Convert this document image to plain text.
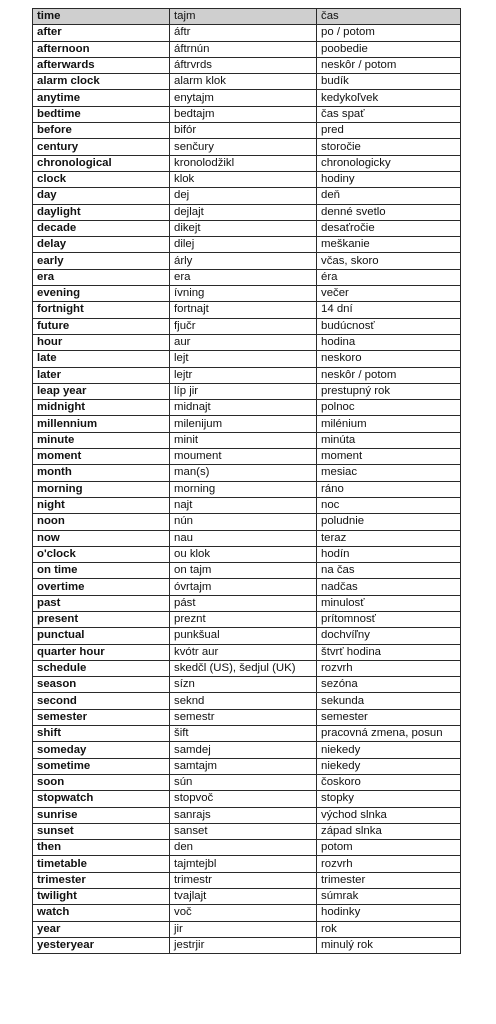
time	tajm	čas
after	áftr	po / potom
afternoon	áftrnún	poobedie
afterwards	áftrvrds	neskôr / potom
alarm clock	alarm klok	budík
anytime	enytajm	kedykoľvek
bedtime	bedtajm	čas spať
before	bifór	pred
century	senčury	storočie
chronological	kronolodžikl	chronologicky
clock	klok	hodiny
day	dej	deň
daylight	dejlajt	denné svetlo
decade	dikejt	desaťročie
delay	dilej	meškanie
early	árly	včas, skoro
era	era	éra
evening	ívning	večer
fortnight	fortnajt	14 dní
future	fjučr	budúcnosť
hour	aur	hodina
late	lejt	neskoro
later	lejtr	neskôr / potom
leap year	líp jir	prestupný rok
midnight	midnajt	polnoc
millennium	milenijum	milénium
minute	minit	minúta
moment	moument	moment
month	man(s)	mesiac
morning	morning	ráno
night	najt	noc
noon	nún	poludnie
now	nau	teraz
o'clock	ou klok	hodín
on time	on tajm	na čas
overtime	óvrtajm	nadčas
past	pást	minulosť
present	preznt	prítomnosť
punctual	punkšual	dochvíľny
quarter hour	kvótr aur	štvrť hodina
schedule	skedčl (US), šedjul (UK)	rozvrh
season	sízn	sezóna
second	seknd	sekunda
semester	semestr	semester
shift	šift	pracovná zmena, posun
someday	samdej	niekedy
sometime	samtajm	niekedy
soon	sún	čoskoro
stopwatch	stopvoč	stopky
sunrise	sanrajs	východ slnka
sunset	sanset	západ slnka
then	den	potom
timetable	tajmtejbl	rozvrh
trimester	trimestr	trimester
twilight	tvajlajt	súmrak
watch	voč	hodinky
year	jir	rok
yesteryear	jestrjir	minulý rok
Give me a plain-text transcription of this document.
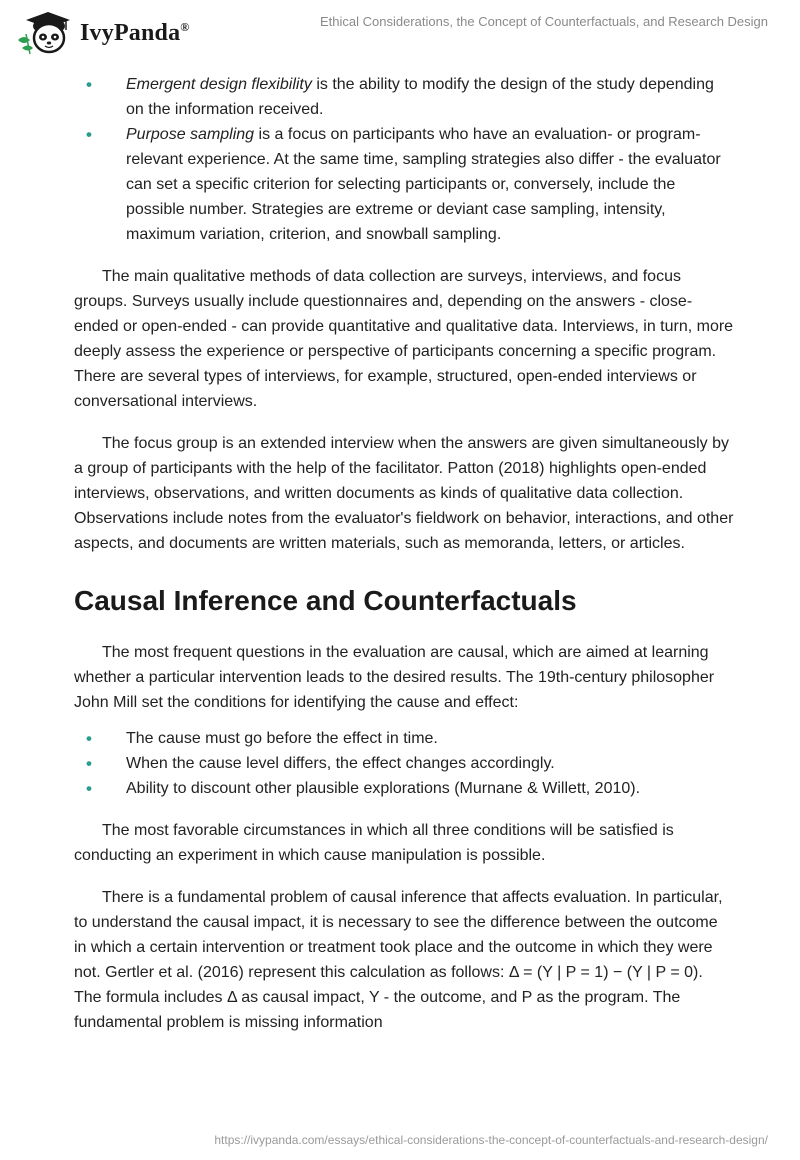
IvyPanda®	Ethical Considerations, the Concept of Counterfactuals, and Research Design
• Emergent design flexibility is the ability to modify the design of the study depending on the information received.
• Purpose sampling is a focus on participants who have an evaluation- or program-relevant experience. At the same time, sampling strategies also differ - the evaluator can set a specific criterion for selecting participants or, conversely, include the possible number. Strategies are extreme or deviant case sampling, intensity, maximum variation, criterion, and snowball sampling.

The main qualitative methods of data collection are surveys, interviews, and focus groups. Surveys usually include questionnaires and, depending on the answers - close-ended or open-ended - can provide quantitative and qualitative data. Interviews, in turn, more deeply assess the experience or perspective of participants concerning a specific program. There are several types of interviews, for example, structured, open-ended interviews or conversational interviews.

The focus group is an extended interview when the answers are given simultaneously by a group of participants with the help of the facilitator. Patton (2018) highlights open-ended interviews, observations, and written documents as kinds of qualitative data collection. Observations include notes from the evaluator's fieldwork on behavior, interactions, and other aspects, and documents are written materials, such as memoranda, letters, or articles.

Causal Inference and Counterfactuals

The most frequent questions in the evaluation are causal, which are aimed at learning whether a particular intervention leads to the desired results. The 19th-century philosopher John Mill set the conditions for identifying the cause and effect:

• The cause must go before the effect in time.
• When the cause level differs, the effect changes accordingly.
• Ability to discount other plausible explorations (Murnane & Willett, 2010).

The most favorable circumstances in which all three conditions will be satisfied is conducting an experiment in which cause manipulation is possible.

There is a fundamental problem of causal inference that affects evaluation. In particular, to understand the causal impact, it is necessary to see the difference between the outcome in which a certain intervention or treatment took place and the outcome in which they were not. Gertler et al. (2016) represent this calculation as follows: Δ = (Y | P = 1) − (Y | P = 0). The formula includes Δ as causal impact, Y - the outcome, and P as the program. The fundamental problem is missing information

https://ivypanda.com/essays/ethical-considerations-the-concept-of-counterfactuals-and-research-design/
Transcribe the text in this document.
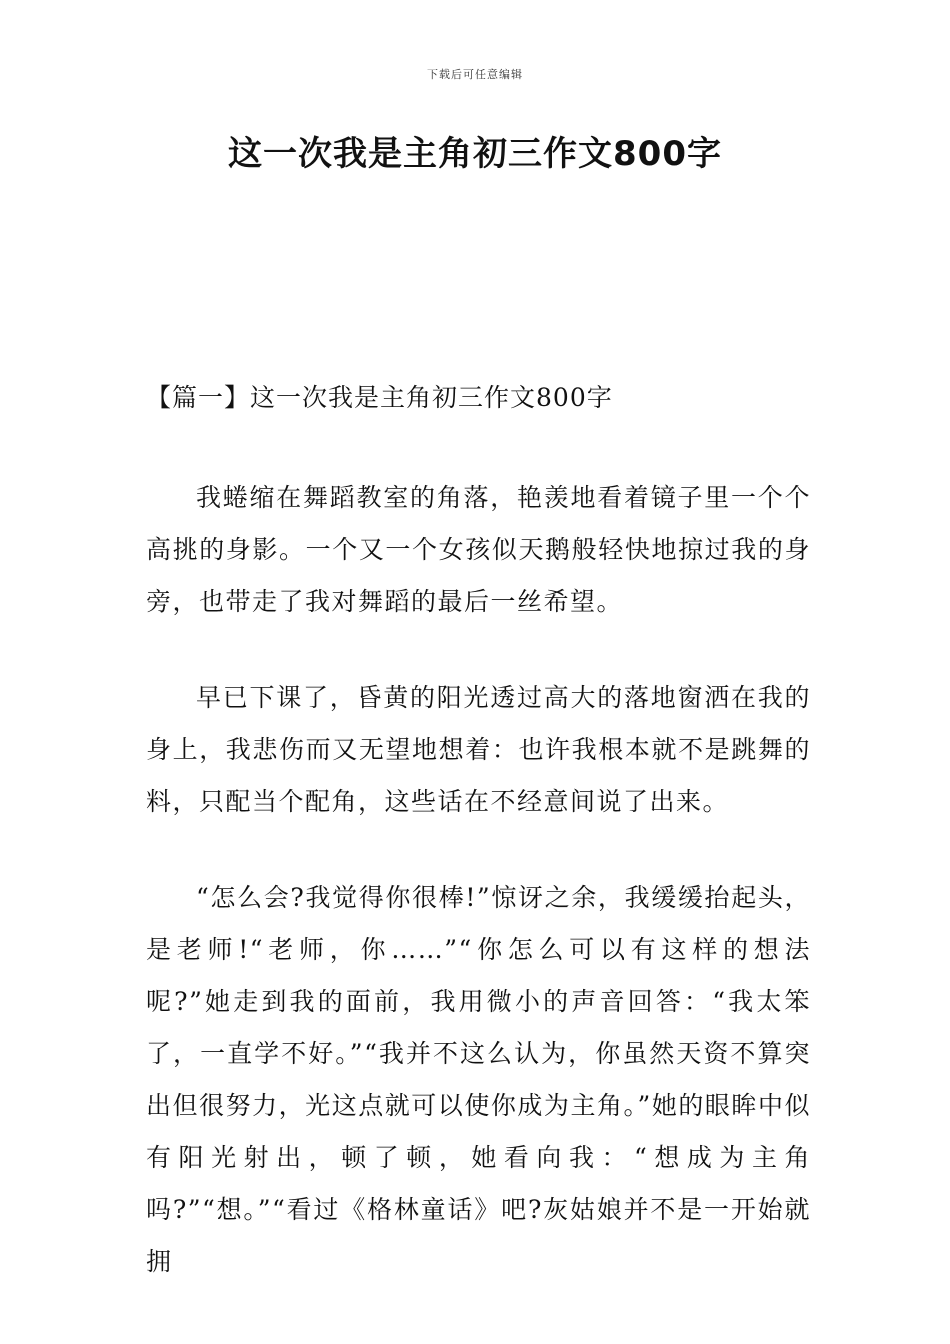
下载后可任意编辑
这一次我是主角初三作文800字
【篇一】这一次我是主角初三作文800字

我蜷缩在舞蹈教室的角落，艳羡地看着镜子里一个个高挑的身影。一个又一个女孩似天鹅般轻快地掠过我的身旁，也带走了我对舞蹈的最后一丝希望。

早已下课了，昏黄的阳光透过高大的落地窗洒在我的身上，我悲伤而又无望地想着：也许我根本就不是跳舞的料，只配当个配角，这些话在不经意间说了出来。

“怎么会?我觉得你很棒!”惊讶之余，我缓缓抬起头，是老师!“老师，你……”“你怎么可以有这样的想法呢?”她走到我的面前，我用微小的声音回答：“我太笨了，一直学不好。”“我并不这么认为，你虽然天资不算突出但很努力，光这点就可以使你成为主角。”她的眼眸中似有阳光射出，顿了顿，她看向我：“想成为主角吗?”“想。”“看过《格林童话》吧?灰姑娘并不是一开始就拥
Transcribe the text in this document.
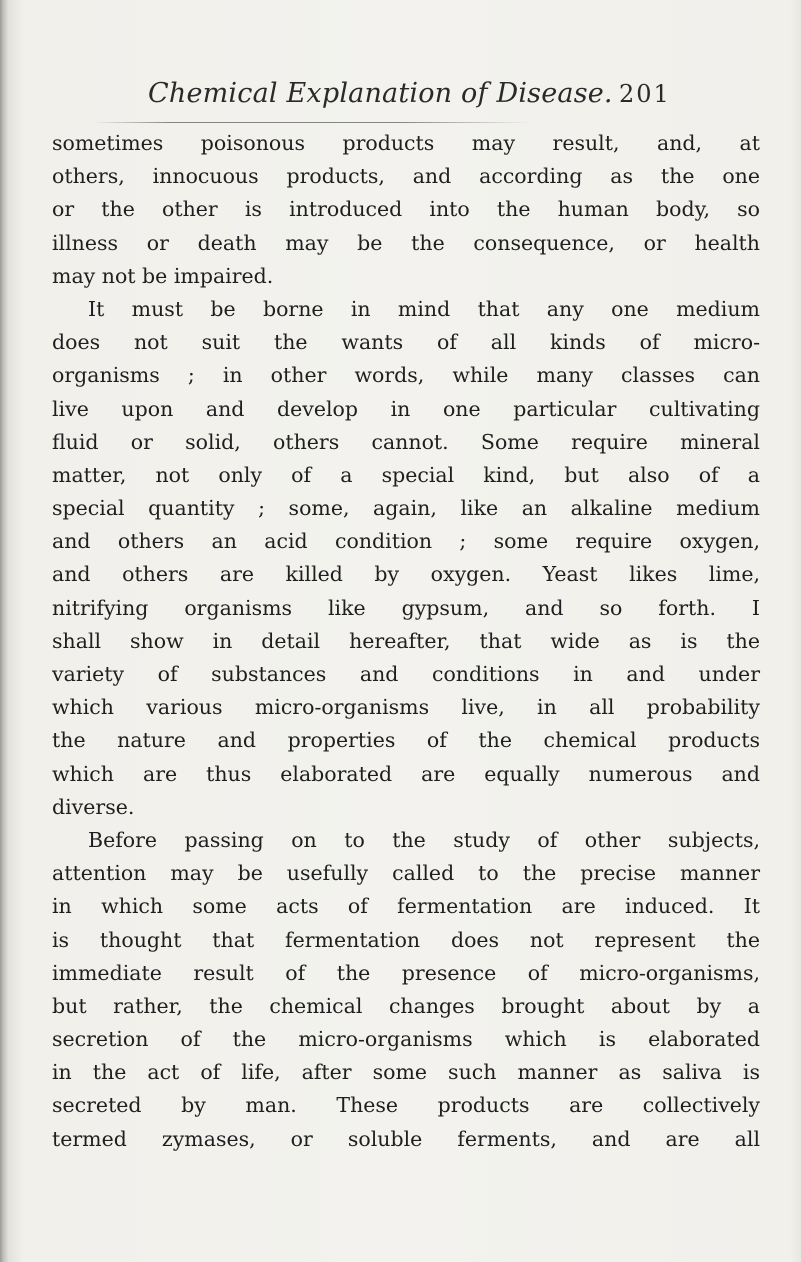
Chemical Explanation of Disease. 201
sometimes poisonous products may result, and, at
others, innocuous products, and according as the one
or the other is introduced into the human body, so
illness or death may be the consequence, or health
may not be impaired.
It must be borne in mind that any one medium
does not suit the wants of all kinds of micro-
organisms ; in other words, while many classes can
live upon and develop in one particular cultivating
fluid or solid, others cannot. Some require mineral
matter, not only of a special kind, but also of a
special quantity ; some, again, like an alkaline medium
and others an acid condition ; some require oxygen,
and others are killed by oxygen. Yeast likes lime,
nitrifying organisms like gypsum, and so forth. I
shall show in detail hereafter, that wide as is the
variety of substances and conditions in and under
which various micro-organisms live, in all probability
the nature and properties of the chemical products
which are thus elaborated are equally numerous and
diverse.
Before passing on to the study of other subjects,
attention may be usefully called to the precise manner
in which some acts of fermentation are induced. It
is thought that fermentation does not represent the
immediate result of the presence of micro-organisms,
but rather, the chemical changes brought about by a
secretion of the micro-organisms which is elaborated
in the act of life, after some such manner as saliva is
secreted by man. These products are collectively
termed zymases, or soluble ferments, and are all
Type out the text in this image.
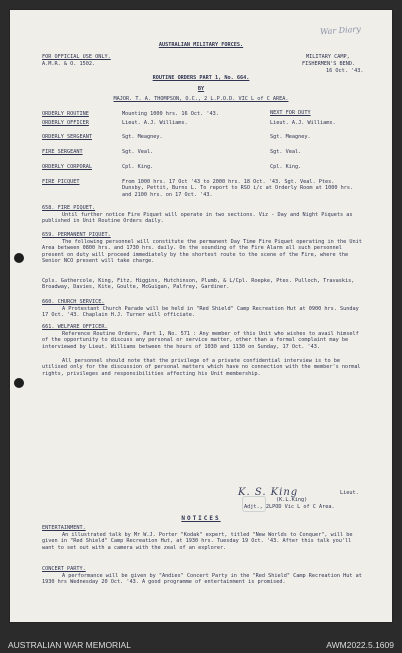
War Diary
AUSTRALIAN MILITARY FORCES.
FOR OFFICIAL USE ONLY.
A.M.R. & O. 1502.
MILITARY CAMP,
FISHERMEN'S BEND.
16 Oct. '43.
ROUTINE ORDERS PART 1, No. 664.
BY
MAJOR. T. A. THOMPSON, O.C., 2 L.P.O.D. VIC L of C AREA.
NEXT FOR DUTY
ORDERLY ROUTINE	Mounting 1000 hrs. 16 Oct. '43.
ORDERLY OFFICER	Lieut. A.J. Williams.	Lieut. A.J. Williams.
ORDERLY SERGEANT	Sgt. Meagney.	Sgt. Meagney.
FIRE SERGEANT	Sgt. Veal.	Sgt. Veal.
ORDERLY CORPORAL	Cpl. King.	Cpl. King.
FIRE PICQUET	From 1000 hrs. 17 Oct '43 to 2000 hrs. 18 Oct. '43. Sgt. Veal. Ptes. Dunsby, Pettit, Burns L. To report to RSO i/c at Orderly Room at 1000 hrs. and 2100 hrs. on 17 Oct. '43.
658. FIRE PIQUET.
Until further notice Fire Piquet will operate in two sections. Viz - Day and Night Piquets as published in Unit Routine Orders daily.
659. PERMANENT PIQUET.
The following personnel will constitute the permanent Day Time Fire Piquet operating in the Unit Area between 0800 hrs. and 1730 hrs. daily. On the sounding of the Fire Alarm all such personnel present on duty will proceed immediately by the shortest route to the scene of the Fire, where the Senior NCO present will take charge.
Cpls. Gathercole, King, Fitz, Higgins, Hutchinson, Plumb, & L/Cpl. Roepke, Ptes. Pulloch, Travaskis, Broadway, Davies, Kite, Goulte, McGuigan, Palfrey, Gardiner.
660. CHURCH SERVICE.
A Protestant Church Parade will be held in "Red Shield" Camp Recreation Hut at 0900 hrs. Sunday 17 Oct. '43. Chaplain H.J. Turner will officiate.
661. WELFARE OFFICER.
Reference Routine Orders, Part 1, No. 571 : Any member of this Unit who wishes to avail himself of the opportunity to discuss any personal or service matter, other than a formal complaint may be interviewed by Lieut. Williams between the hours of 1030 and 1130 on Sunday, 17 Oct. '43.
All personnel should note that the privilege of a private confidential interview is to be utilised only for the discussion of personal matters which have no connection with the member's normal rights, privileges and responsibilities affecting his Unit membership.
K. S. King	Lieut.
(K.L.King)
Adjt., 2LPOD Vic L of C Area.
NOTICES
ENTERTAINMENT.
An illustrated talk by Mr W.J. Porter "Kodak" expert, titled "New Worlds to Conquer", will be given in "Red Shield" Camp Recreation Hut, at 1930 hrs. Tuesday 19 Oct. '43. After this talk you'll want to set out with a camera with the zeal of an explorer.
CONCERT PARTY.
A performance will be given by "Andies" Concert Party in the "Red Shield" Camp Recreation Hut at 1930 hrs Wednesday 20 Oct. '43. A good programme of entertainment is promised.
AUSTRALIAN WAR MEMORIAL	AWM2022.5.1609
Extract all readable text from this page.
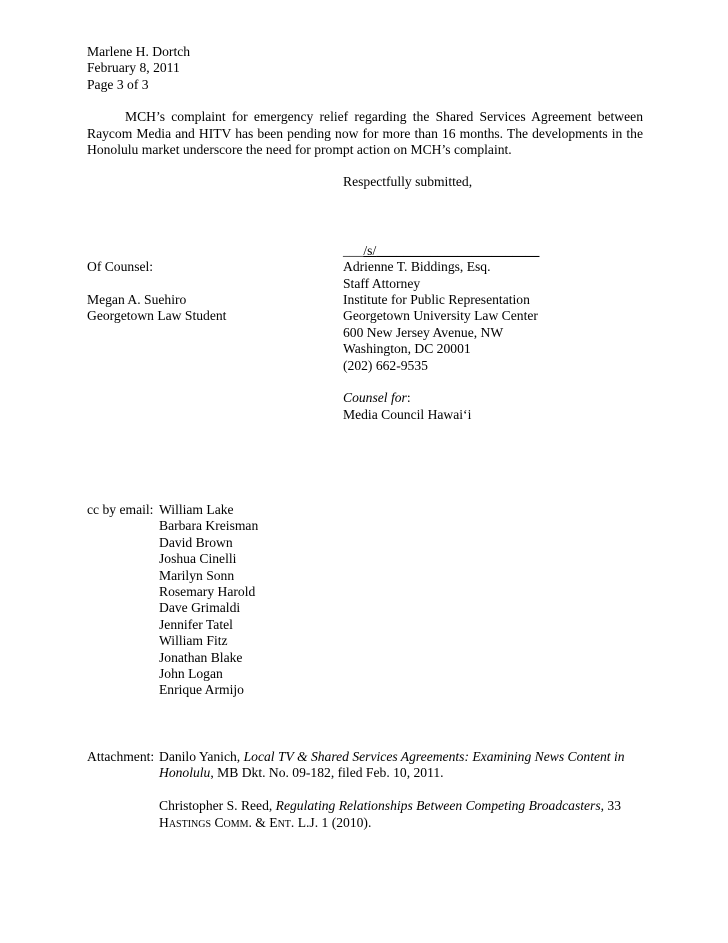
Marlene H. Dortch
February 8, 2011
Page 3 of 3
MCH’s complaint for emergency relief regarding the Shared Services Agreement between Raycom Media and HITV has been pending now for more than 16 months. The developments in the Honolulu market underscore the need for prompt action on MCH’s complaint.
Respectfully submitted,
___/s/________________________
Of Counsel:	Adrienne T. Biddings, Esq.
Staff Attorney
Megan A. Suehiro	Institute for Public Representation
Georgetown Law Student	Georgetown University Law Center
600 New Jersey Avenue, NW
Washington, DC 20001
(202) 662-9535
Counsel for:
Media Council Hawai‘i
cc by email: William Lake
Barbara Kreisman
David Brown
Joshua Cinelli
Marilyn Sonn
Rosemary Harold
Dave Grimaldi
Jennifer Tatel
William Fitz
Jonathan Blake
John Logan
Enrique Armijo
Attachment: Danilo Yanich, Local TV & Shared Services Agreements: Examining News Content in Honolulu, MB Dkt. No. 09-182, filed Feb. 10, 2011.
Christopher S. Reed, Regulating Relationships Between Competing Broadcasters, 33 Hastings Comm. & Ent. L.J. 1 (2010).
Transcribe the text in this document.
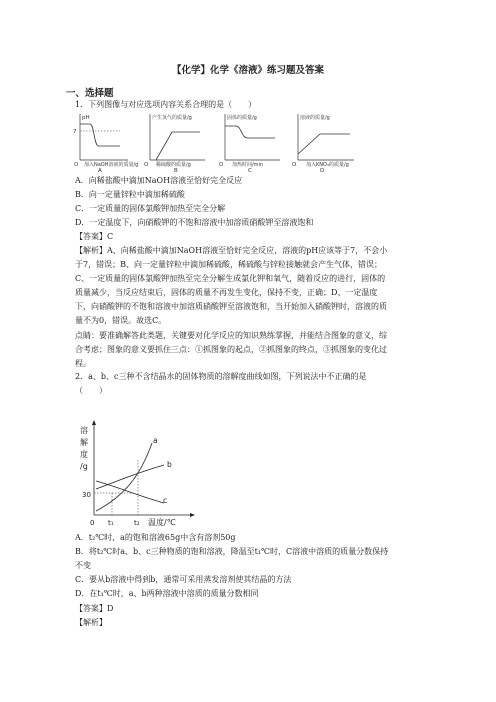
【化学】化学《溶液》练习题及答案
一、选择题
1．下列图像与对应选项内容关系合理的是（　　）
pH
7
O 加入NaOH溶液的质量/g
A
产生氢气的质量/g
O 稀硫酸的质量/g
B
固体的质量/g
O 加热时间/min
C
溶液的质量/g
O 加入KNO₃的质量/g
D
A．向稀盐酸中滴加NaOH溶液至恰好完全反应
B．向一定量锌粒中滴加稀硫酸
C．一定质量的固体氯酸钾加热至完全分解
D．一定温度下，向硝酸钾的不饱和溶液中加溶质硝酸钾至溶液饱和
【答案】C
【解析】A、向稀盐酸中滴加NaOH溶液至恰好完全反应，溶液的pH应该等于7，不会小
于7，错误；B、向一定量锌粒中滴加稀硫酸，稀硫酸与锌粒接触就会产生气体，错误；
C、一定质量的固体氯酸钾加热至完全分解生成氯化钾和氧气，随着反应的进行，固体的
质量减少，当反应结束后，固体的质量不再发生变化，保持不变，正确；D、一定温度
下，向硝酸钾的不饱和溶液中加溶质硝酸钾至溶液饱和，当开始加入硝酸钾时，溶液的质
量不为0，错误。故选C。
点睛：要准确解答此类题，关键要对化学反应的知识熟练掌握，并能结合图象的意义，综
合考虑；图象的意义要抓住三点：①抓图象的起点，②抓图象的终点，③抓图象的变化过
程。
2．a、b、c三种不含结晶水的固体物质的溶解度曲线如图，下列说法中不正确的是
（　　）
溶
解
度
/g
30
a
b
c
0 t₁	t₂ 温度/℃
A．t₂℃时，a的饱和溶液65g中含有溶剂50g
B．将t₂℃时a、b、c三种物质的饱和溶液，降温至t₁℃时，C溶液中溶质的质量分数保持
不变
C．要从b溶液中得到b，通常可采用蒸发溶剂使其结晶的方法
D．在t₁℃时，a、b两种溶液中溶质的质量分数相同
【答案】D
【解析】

==*==

> **INSTRUCTIONS TO FOLLOW**
Locate the word "medium" in the entries, and copy every line where it is found.

> **PROBLEM SOLUTION**
It must be borne in mind that any one medium
special quantity ; some, again, like an alkaline medium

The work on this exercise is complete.